Aim> Repeat every line of the listing below word for word, keeping the original order.

Element location data
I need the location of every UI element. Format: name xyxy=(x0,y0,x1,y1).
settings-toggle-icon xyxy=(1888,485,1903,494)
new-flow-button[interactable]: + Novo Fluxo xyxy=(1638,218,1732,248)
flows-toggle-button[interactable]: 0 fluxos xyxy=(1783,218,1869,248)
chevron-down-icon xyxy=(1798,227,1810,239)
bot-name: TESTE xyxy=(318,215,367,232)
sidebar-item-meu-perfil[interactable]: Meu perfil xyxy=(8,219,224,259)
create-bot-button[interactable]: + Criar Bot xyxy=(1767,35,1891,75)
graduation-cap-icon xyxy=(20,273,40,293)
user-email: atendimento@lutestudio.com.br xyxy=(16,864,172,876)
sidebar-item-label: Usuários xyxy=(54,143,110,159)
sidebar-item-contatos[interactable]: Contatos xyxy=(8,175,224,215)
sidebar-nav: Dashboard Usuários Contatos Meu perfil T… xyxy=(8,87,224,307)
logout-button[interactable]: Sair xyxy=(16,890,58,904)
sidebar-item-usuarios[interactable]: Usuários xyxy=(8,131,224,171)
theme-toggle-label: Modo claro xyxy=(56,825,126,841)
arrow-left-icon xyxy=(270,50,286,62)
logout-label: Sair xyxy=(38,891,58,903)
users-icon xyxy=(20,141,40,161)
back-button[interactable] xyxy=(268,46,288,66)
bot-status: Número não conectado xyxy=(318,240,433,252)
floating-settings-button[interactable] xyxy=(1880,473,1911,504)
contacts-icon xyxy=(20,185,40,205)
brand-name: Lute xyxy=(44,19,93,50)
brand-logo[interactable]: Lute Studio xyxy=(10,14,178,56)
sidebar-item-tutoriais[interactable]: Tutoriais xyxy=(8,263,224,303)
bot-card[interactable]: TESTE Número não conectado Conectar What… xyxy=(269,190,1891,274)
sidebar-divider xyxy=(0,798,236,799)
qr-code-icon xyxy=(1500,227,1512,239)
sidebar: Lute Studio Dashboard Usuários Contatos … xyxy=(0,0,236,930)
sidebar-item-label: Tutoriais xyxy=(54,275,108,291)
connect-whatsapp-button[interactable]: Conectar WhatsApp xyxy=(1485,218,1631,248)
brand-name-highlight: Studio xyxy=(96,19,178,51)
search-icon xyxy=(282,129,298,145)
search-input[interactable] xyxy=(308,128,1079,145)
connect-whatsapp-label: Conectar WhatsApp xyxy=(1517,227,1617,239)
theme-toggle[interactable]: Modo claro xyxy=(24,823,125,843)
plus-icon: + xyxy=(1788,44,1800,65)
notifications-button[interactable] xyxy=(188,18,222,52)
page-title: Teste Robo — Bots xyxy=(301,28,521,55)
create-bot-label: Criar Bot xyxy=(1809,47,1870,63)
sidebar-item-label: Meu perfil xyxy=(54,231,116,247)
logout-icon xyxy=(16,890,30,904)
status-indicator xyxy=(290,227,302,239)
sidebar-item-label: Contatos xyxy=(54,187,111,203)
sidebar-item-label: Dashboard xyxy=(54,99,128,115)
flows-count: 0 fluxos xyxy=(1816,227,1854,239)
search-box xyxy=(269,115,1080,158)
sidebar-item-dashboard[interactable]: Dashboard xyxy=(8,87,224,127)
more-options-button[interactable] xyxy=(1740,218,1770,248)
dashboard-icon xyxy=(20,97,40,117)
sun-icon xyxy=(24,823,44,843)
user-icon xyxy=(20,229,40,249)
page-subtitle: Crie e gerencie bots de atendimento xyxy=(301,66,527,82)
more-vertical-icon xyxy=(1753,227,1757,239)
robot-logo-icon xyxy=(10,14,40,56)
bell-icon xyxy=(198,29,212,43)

The result>
I need the location of every UI element. Format: name xyxy=(x0,y0,x1,y1).
settings-toggle-icon xyxy=(1888,485,1903,494)
new-flow-button[interactable]: + Novo Fluxo xyxy=(1638,218,1732,248)
flows-toggle-button[interactable]: 0 fluxos xyxy=(1783,218,1869,248)
chevron-down-icon xyxy=(1798,227,1810,239)
bot-name: TESTE xyxy=(318,215,367,232)
sidebar-item-meu-perfil[interactable]: Meu perfil xyxy=(8,219,224,259)
create-bot-button[interactable]: + Criar Bot xyxy=(1767,35,1891,75)
graduation-cap-icon xyxy=(20,273,40,293)
user-email: atendimento@lutestudio.com.br xyxy=(16,864,172,876)
sidebar-item-label: Usuários xyxy=(54,143,110,159)
sidebar-item-contatos[interactable]: Contatos xyxy=(8,175,224,215)
sidebar-nav: Dashboard Usuários Contatos Meu perfil T… xyxy=(8,87,224,307)
logout-button[interactable]: Sair xyxy=(16,890,58,904)
sidebar-item-usuarios[interactable]: Usuários xyxy=(8,131,224,171)
theme-toggle-label: Modo claro xyxy=(56,825,126,841)
arrow-left-icon xyxy=(270,50,286,62)
logout-label: Sair xyxy=(38,891,58,903)
users-icon xyxy=(20,141,40,161)
back-button[interactable] xyxy=(268,46,288,66)
bot-status: Número não conectado xyxy=(318,240,433,252)
floating-settings-button[interactable] xyxy=(1880,473,1911,504)
contacts-icon xyxy=(20,185,40,205)
brand-name: Lute xyxy=(44,19,93,50)
brand-logo[interactable]: Lute Studio xyxy=(10,14,178,56)
sidebar-item-tutoriais[interactable]: Tutoriais xyxy=(8,263,224,303)
bot-card[interactable]: TESTE Número não conectado Conectar What… xyxy=(269,190,1891,274)
sidebar-divider xyxy=(0,798,236,799)
qr-code-icon xyxy=(1500,227,1512,239)
sidebar: Lute Studio Dashboard Usuários Contatos … xyxy=(0,0,236,930)
sidebar-item-label: Tutoriais xyxy=(54,275,108,291)
connect-whatsapp-button[interactable]: Conectar WhatsApp xyxy=(1485,218,1631,248)
brand-name-highlight: Studio xyxy=(96,19,178,51)
search-icon xyxy=(282,129,298,145)
search-input[interactable] xyxy=(308,128,1079,145)
connect-whatsapp-label: Conectar WhatsApp xyxy=(1517,227,1617,239)
theme-toggle[interactable]: Modo claro xyxy=(24,823,125,843)
plus-icon: + xyxy=(1788,44,1800,65)
notifications-button[interactable] xyxy=(188,18,222,52)
page-title: Teste Robo — Bots xyxy=(301,28,521,55)
create-bot-label: Criar Bot xyxy=(1809,47,1870,63)
sidebar-item-label: Meu perfil xyxy=(54,231,116,247)
logout-icon xyxy=(16,890,30,904)
status-indicator xyxy=(290,227,302,239)
sidebar-item-label: Contatos xyxy=(54,187,111,203)
sidebar-item-label: Dashboard xyxy=(54,99,128,115)
flows-count: 0 fluxos xyxy=(1816,227,1854,239)
search-box xyxy=(269,115,1080,158)
sidebar-item-dashboard[interactable]: Dashboard xyxy=(8,87,224,127)
more-options-button[interactable] xyxy=(1740,218,1770,248)
dashboard-icon xyxy=(20,97,40,117)
sun-icon xyxy=(24,823,44,843)
user-icon xyxy=(20,229,40,249)
page-subtitle: Crie e gerencie bots de atendimento xyxy=(301,66,527,82)
more-vertical-icon xyxy=(1753,227,1757,239)
robot-logo-icon xyxy=(10,14,40,56)
bell-icon xyxy=(198,29,212,43)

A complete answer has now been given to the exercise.